## [SOURCE MATERIAL]
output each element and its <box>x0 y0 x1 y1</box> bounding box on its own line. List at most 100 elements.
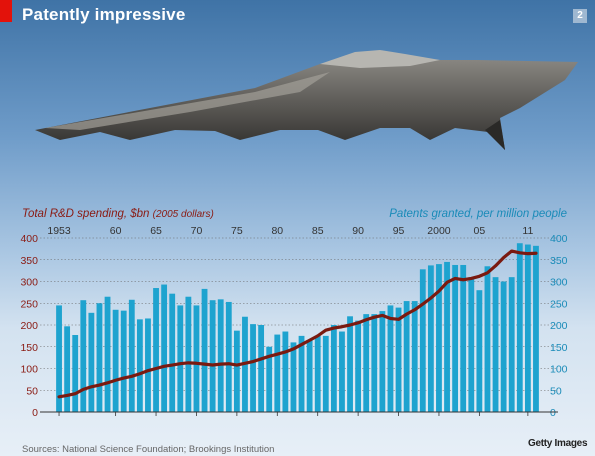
bar <box>484 266 491 412</box>
bar <box>266 346 273 412</box>
right-y-tick-label: 350 <box>550 255 568 267</box>
x-tick-label: 90 <box>352 225 364 237</box>
accent-bar <box>0 0 12 22</box>
x-tick-label: 75 <box>231 225 243 237</box>
right-y-tick-label: 400 <box>550 233 568 245</box>
bar <box>161 284 168 412</box>
left-y-tick-label: 0 <box>32 407 38 419</box>
chart-title: Patently impressive <box>22 5 186 24</box>
bar <box>387 305 394 412</box>
bar <box>209 300 216 412</box>
x-tick-label: 11 <box>522 225 533 237</box>
bar <box>460 264 467 412</box>
left-axis-title-text: Total R&D spending, $bn <box>22 208 150 220</box>
bar <box>363 314 370 412</box>
bar <box>104 296 111 412</box>
bar <box>88 312 95 412</box>
right-y-tick-label: 100 <box>550 364 568 376</box>
left-y-tick-label: 300 <box>20 277 38 289</box>
bar <box>436 264 442 412</box>
bar <box>468 277 475 412</box>
bar <box>347 316 353 412</box>
left-axis-title: Total R&D spending, $bn (2005 dollars) <box>22 208 214 220</box>
bar <box>419 269 426 412</box>
bar <box>371 314 378 412</box>
right-y-tick-label: 300 <box>550 277 568 289</box>
left-y-tick-label: 250 <box>20 298 38 310</box>
bar <box>355 320 362 412</box>
bar <box>112 309 119 412</box>
right-y-tick-label: 50 <box>550 385 562 397</box>
bar <box>444 261 450 412</box>
bar <box>314 335 321 412</box>
x-tick-label: 60 <box>110 225 122 237</box>
right-y-tick-label: 200 <box>550 320 568 332</box>
left-y-tick-label: 150 <box>20 342 38 354</box>
x-tick-label: 70 <box>191 225 203 237</box>
x-tick-label: 80 <box>271 225 283 237</box>
left-y-tick-label: 200 <box>20 320 38 332</box>
bar <box>64 326 71 412</box>
bar <box>508 277 515 412</box>
bar <box>72 335 79 412</box>
x-tick-label: 85 <box>312 225 324 237</box>
bar <box>500 281 507 412</box>
bar <box>516 243 523 412</box>
right-axis-title: Patents granted, per million people <box>389 208 567 220</box>
bar <box>250 324 256 412</box>
bar <box>533 245 539 412</box>
bar <box>120 310 127 412</box>
bar <box>128 299 135 412</box>
bar <box>492 277 499 412</box>
bar <box>153 288 159 412</box>
bar <box>217 299 224 412</box>
photo-credit: Getty Images <box>528 438 588 449</box>
bar <box>233 330 240 412</box>
bar-series <box>56 243 539 412</box>
right-y-tick-label: 0 <box>550 407 556 419</box>
bar <box>274 334 281 412</box>
bar <box>201 288 208 412</box>
bar <box>395 307 402 412</box>
x-tick-label: 1953 <box>47 225 71 237</box>
bar <box>290 342 297 412</box>
bar <box>80 300 87 412</box>
source-note: Sources: National Science Foundation; Br… <box>22 444 275 455</box>
bar <box>282 331 289 412</box>
bar <box>145 318 151 412</box>
bar <box>306 340 313 412</box>
bar <box>298 335 305 412</box>
left-y-tick-label: 50 <box>26 385 38 397</box>
bar <box>225 301 232 412</box>
page-number-badge: 2 <box>573 9 587 23</box>
bar <box>452 264 459 412</box>
line-series <box>57 249 538 399</box>
x-tick-label: 65 <box>150 225 162 237</box>
bar <box>169 293 176 412</box>
left-y-tick-label: 100 <box>20 364 38 376</box>
bar <box>322 335 329 412</box>
bar <box>56 305 62 412</box>
bar <box>403 301 410 412</box>
bar <box>258 325 265 412</box>
bar <box>193 305 200 412</box>
bar <box>427 265 434 412</box>
left-y-tick-label: 400 <box>20 233 38 245</box>
bar <box>379 311 386 412</box>
bar <box>185 296 192 412</box>
right-y-tick-label: 150 <box>550 342 568 354</box>
bar <box>476 290 483 412</box>
x-tick-label: 2000 <box>427 225 451 237</box>
bar <box>524 244 531 412</box>
right-y-tick-label: 250 <box>550 298 568 310</box>
left-axis-unit: (2005 dollars) <box>152 209 214 220</box>
bar <box>411 301 418 412</box>
bar <box>136 319 143 412</box>
r-and-d-spending-line <box>57 249 538 399</box>
x-tick-label: 05 <box>474 225 486 237</box>
bar <box>96 303 103 412</box>
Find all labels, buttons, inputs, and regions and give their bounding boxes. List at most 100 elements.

## [BRIEF]
Recast every row above as a numbered list. Omit blank lines and the pictures.

## [SOLUTION]
1. output each element and its <box>x0 y0 x1 y1</box> bounding box on its own line. List at most 100 elements.
2. bar <box>484 266 491 412</box>
3. bar <box>266 346 273 412</box>
4. right-y-tick-label: 350 <box>550 255 568 267</box>
5. x-tick-label: 90 <box>352 225 364 237</box>
6. accent-bar <box>0 0 12 22</box>
7. x-tick-label: 75 <box>231 225 243 237</box>
8. right-y-tick-label: 400 <box>550 233 568 245</box>
9. bar <box>161 284 168 412</box>
10. left-y-tick-label: 0 <box>32 407 38 419</box>
11. chart-title: Patently impressive <box>22 5 186 24</box>
12. bar <box>387 305 394 412</box>
13. bar <box>209 300 216 412</box>
14. x-tick-label: 11 <box>522 225 533 237</box>
15. bar <box>460 264 467 412</box>
16. left-axis-title-text: Total R&D spending, $bn <box>22 208 150 220</box>
17. bar <box>363 314 370 412</box>
18. bar <box>104 296 111 412</box>
19. bar <box>88 312 95 412</box>
20. right-y-tick-label: 100 <box>550 364 568 376</box>
21. left-y-tick-label: 300 <box>20 277 38 289</box>
22. bar <box>436 264 442 412</box>
23. bar <box>468 277 475 412</box>
24. bar <box>347 316 353 412</box>
25. left-axis-title: Total R&D spending, $bn (2005 dollars) <box>22 208 214 220</box>
26. bar <box>419 269 426 412</box>
27. bar <box>371 314 378 412</box>
28. right-y-tick-label: 300 <box>550 277 568 289</box>
29. left-y-tick-label: 250 <box>20 298 38 310</box>
30. bar <box>355 320 362 412</box>
31. bar <box>112 309 119 412</box>
32. right-y-tick-label: 50 <box>550 385 562 397</box>
33. bar <box>444 261 450 412</box>
34. bar <box>314 335 321 412</box>
35. x-tick-label: 60 <box>110 225 122 237</box>
36. right-y-tick-label: 200 <box>550 320 568 332</box>
37. left-y-tick-label: 150 <box>20 342 38 354</box>
38. x-tick-label: 70 <box>191 225 203 237</box>
39. x-tick-label: 80 <box>271 225 283 237</box>
40. left-y-tick-label: 200 <box>20 320 38 332</box>
41. bar <box>64 326 71 412</box>
42. bar <box>508 277 515 412</box>
43. bar <box>72 335 79 412</box>
44. x-tick-label: 85 <box>312 225 324 237</box>
45. bar <box>500 281 507 412</box>
46. bar <box>516 243 523 412</box>
47. right-axis-title: Patents granted, per million people <box>389 208 567 220</box>
48. bar <box>250 324 256 412</box>
49. bar <box>533 245 539 412</box>
50. bar <box>120 310 127 412</box>
51. bar <box>128 299 135 412</box>
52. bar <box>492 277 499 412</box>
53. bar <box>153 288 159 412</box>
54. bar <box>217 299 224 412</box>
55. photo-credit: Getty Images <box>528 438 588 449</box>
56. bar <box>233 330 240 412</box>
57. bar-series <box>56 243 539 412</box>
58. right-y-tick-label: 0 <box>550 407 556 419</box>
59. bar <box>274 334 281 412</box>
60. bar <box>201 288 208 412</box>
61. bar <box>395 307 402 412</box>
62. x-tick-label: 1953 <box>47 225 71 237</box>
63. bar <box>290 342 297 412</box>
64. bar <box>80 300 87 412</box>
65. source-note: Sources: National Science Foundation; Br… <box>22 444 275 455</box>
66. bar <box>282 331 289 412</box>
67. bar <box>145 318 151 412</box>
68. bar <box>306 340 313 412</box>
69. bar <box>298 335 305 412</box>
70. left-y-tick-label: 50 <box>26 385 38 397</box>
71. bar <box>225 301 232 412</box>
72. page-number-badge: 2 <box>573 9 587 23</box>
73. bar <box>452 264 459 412</box>
74. line-series <box>57 249 538 399</box>
75. x-tick-label: 65 <box>150 225 162 237</box>
76. bar <box>169 293 176 412</box>
77. left-y-tick-label: 100 <box>20 364 38 376</box>
78. bar <box>322 335 329 412</box>
79. bar <box>56 305 62 412</box>
80. bar <box>403 301 410 412</box>
81. bar <box>258 325 265 412</box>
82. bar <box>193 305 200 412</box>
83. bar <box>427 265 434 412</box>
84. left-y-tick-label: 400 <box>20 233 38 245</box>
85. bar <box>379 311 386 412</box>
86. bar <box>185 296 192 412</box>
87. right-y-tick-label: 150 <box>550 342 568 354</box>
88. bar <box>476 290 483 412</box>
89. x-tick-label: 2000 <box>427 225 451 237</box>
90. bar <box>524 244 531 412</box>
91. right-y-tick-label: 250 <box>550 298 568 310</box>
92. left-axis-unit: (2005 dollars) <box>152 209 214 220</box>
93. bar <box>411 301 418 412</box>
94. bar <box>136 319 143 412</box>
95. r-and-d-spending-line <box>57 249 538 399</box>
96. x-tick-label: 05 <box>474 225 486 237</box>
97. bar <box>96 303 103 412</box>
98. Find all labels, buttons, inputs, and regions and give their bounding boxes. List at most 100 elements.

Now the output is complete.